**EXERCISE BRIEF**
Would you transcribe all of the data exactly, down to the last character?

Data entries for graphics
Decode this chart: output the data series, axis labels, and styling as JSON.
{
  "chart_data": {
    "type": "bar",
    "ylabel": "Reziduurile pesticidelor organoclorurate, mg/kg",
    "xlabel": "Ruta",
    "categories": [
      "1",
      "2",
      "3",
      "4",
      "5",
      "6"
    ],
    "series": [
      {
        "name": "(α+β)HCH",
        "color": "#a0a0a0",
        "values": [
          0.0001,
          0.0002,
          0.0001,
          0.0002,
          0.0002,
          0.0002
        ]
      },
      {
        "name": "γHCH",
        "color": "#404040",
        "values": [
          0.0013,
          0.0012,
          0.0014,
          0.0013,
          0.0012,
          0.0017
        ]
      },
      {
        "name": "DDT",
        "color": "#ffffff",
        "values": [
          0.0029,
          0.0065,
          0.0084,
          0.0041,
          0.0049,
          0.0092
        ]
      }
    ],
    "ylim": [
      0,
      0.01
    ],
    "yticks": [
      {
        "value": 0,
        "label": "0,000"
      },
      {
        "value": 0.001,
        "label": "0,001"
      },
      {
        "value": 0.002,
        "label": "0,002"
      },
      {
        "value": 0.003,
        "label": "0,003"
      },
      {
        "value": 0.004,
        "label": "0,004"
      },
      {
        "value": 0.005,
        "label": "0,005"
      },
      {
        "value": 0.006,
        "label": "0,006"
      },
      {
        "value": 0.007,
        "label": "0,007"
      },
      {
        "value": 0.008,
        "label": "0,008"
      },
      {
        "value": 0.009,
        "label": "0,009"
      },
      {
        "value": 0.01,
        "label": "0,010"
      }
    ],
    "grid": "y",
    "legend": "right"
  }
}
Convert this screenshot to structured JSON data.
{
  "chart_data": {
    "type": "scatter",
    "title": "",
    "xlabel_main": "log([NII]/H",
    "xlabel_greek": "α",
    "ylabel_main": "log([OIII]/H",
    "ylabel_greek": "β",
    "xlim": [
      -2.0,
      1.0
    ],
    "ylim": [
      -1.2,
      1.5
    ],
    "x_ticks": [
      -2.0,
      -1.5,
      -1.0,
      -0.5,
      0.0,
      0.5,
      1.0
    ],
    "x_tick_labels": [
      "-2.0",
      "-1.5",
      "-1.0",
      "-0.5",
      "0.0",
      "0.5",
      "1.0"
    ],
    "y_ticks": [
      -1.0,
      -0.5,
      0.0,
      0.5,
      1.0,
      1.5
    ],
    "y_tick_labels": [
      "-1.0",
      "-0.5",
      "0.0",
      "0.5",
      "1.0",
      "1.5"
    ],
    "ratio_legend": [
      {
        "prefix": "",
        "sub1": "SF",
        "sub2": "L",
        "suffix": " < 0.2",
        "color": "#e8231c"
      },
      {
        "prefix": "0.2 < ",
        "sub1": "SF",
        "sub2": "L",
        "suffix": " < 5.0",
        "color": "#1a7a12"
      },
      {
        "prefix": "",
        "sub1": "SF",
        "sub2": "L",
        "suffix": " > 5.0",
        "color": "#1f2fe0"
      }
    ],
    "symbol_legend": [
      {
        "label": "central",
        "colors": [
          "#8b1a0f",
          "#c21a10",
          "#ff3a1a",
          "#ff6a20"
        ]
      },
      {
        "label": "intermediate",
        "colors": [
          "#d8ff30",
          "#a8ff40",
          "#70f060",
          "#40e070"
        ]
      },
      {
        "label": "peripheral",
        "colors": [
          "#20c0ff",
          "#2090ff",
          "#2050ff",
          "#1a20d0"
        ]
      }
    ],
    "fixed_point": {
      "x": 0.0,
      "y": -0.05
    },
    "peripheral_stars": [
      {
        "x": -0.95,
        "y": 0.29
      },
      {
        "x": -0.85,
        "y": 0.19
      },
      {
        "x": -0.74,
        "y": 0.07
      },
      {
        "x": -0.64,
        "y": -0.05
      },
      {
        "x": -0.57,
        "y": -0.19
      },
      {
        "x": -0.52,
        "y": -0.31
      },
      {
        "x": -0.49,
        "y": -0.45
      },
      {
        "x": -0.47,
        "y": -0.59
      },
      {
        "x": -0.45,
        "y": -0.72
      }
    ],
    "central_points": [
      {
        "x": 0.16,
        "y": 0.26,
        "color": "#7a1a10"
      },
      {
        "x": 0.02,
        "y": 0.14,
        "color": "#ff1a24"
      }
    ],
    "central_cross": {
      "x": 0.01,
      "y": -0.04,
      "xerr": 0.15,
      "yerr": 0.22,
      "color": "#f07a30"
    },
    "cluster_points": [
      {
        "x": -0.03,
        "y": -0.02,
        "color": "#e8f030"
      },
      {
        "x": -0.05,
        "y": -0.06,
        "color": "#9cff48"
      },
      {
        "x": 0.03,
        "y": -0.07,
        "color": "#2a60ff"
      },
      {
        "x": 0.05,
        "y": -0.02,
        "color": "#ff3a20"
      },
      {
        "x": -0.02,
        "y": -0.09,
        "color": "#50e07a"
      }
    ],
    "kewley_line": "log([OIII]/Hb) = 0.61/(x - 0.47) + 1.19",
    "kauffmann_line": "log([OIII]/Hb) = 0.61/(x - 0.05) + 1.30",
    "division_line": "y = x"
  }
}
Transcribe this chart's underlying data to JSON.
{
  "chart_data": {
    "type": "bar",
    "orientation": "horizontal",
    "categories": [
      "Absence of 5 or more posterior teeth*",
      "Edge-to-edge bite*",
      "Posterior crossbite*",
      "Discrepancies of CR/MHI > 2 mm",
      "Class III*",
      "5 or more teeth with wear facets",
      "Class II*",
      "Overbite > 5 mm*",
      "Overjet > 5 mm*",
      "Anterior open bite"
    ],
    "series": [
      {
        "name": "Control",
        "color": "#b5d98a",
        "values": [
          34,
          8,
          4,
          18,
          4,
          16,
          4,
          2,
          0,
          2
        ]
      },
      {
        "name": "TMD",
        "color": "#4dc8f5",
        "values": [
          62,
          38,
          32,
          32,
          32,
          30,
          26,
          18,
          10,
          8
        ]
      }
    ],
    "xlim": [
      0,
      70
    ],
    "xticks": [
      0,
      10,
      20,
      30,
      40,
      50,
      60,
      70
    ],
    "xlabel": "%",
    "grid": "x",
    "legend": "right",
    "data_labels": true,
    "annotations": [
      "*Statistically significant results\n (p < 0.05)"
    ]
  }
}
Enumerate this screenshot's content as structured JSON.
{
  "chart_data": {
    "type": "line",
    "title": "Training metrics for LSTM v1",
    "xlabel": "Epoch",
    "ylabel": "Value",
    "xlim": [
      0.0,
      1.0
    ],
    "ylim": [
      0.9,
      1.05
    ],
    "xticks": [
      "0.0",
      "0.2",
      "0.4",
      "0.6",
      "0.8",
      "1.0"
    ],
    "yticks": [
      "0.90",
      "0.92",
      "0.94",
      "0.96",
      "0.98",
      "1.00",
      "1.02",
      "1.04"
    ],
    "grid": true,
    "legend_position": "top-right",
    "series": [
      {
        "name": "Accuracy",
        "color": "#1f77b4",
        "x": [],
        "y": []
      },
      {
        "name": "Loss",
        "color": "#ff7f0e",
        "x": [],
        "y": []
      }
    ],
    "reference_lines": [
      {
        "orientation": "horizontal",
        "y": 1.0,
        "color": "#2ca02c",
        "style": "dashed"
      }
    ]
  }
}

**WRITTEN SOLUTION**
Decode this chart: output the data series, axis labels, and styling as JSON.
{
  "chart_data": {
    "type": "bar",
    "ylabel": "Reziduurile pesticidelor organoclorurate, mg/kg",
    "xlabel": "Ruta",
    "categories": [
      "1",
      "2",
      "3",
      "4",
      "5",
      "6"
    ],
    "series": [
      {
        "name": "(α+β)HCH",
        "color": "#a0a0a0",
        "values": [
          0.0001,
          0.0002,
          0.0001,
          0.0002,
          0.0002,
          0.0002
        ]
      },
      {
        "name": "γHCH",
        "color": "#404040",
        "values": [
          0.0013,
          0.0012,
          0.0014,
          0.0013,
          0.0012,
          0.0017
        ]
      },
      {
        "name": "DDT",
        "color": "#ffffff",
        "values": [
          0.0029,
          0.0065,
          0.0084,
          0.0041,
          0.0049,
          0.0092
        ]
      }
    ],
    "ylim": [
      0,
      0.01
    ],
    "yticks": [
      {
        "value": 0,
        "label": "0,000"
      },
      {
        "value": 0.001,
        "label": "0,001"
      },
      {
        "value": 0.002,
        "label": "0,002"
      },
      {
        "value": 0.003,
        "label": "0,003"
      },
      {
        "value": 0.004,
        "label": "0,004"
      },
      {
        "value": 0.005,
        "label": "0,005"
      },
      {
        "value": 0.006,
        "label": "0,006"
      },
      {
        "value": 0.007,
        "label": "0,007"
      },
      {
        "value": 0.008,
        "label": "0,008"
      },
      {
        "value": 0.009,
        "label": "0,009"
      },
      {
        "value": 0.01,
        "label": "0,010"
      }
    ],
    "grid": "y",
    "legend": "right"
  }
}
Convert this screenshot to structured JSON data.
{
  "chart_data": {
    "type": "scatter",
    "title": "",
    "xlabel_main": "log([NII]/H",
    "xlabel_greek": "α",
    "ylabel_main": "log([OIII]/H",
    "ylabel_greek": "β",
    "xlim": [
      -2.0,
      1.0
    ],
    "ylim": [
      -1.2,
      1.5
    ],
    "x_ticks": [
      -2.0,
      -1.5,
      -1.0,
      -0.5,
      0.0,
      0.5,
      1.0
    ],
    "x_tick_labels": [
      "-2.0",
      "-1.5",
      "-1.0",
      "-0.5",
      "0.0",
      "0.5",
      "1.0"
    ],
    "y_ticks": [
      -1.0,
      -0.5,
      0.0,
      0.5,
      1.0,
      1.5
    ],
    "y_tick_labels": [
      "-1.0",
      "-0.5",
      "0.0",
      "0.5",
      "1.0",
      "1.5"
    ],
    "ratio_legend": [
      {
        "prefix": "",
        "sub1": "SF",
        "sub2": "L",
        "suffix": " < 0.2",
        "color": "#e8231c"
      },
      {
        "prefix": "0.2 < ",
        "sub1": "SF",
        "sub2": "L",
        "suffix": " < 5.0",
        "color": "#1a7a12"
      },
      {
        "prefix": "",
        "sub1": "SF",
        "sub2": "L",
        "suffix": " > 5.0",
        "color": "#1f2fe0"
      }
    ],
    "symbol_legend": [
      {
        "label": "central",
        "colors": [
          "#8b1a0f",
          "#c21a10",
          "#ff3a1a",
          "#ff6a20"
        ]
      },
      {
        "label": "intermediate",
        "colors": [
          "#d8ff30",
          "#a8ff40",
          "#70f060",
          "#40e070"
        ]
      },
      {
        "label": "peripheral",
        "colors": [
          "#20c0ff",
          "#2090ff",
          "#2050ff",
          "#1a20d0"
        ]
      }
    ],
    "fixed_point": {
      "x": 0.0,
      "y": -0.05
    },
    "peripheral_stars": [
      {
        "x": -0.95,
        "y": 0.29
      },
      {
        "x": -0.85,
        "y": 0.19
      },
      {
        "x": -0.74,
        "y": 0.07
      },
      {
        "x": -0.64,
        "y": -0.05
      },
      {
        "x": -0.57,
        "y": -0.19
      },
      {
        "x": -0.52,
        "y": -0.31
      },
      {
        "x": -0.49,
        "y": -0.45
      },
      {
        "x": -0.47,
        "y": -0.59
      },
      {
        "x": -0.45,
        "y": -0.72
      }
    ],
    "central_points": [
      {
        "x": 0.16,
        "y": 0.26,
        "color": "#7a1a10"
      },
      {
        "x": 0.02,
        "y": 0.14,
        "color": "#ff1a24"
      }
    ],
    "central_cross": {
      "x": 0.01,
      "y": -0.04,
      "xerr": 0.15,
      "yerr": 0.22,
      "color": "#f07a30"
    },
    "cluster_points": [
      {
        "x": -0.03,
        "y": -0.02,
        "color": "#e8f030"
      },
      {
        "x": -0.05,
        "y": -0.06,
        "color": "#9cff48"
      },
      {
        "x": 0.03,
        "y": -0.07,
        "color": "#2a60ff"
      },
      {
        "x": 0.05,
        "y": -0.02,
        "color": "#ff3a20"
      },
      {
        "x": -0.02,
        "y": -0.09,
        "color": "#50e07a"
      }
    ],
    "kewley_line": "log([OIII]/Hb) = 0.61/(x - 0.47) + 1.19",
    "kauffmann_line": "log([OIII]/Hb) = 0.61/(x - 0.05) + 1.30",
    "division_line": "y = x"
  }
}
Transcribe this chart's underlying data to JSON.
{
  "chart_data": {
    "type": "bar",
    "orientation": "horizontal",
    "categories": [
      "Absence of 5 or more posterior teeth*",
      "Edge-to-edge bite*",
      "Posterior crossbite*",
      "Discrepancies of CR/MHI > 2 mm",
      "Class III*",
      "5 or more teeth with wear facets",
      "Class II*",
      "Overbite > 5 mm*",
      "Overjet > 5 mm*",
      "Anterior open bite"
    ],
    "series": [
      {
        "name": "Control",
        "color": "#b5d98a",
        "values": [
          34,
          8,
          4,
          18,
          4,
          16,
          4,
          2,
          0,
          2
        ]
      },
      {
        "name": "TMD",
        "color": "#4dc8f5",
        "values": [
          62,
          38,
          32,
          32,
          32,
          30,
          26,
          18,
          10,
          8
        ]
      }
    ],
    "xlim": [
      0,
      70
    ],
    "xticks": [
      0,
      10,
      20,
      30,
      40,
      50,
      60,
      70
    ],
    "xlabel": "%",
    "grid": "x",
    "legend": "right",
    "data_labels": true,
    "annotations": [
      "*Statistically significant results\n (p < 0.05)"
    ]
  }
}
Enumerate this screenshot's content as structured JSON.
{
  "chart_data": {
    "type": "line",
    "title": "Training metrics for LSTM v1",
    "xlabel": "Epoch",
    "ylabel": "Value",
    "xlim": [
      0.0,
      1.0
    ],
    "ylim": [
      0.9,
      1.05
    ],
    "xticks": [
      "0.0",
      "0.2",
      "0.4",
      "0.6",
      "0.8",
      "1.0"
    ],
    "yticks": [
      "0.90",
      "0.92",
      "0.94",
      "0.96",
      "0.98",
      "1.00",
      "1.02",
      "1.04"
    ],
    "grid": true,
    "legend_position": "top-right",
    "series": [
      {
        "name": "Accuracy",
        "color": "#1f77b4",
        "x": [],
        "y": []
      },
      {
        "name": "Loss",
        "color": "#ff7f0e",
        "x": [],
        "y": []
      }
    ],
    "reference_lines": [
      {
        "orientation": "horizontal",
        "y": 1.0,
        "color": "#2ca02c",
        "style": "dashed"
      }
    ]
  }
}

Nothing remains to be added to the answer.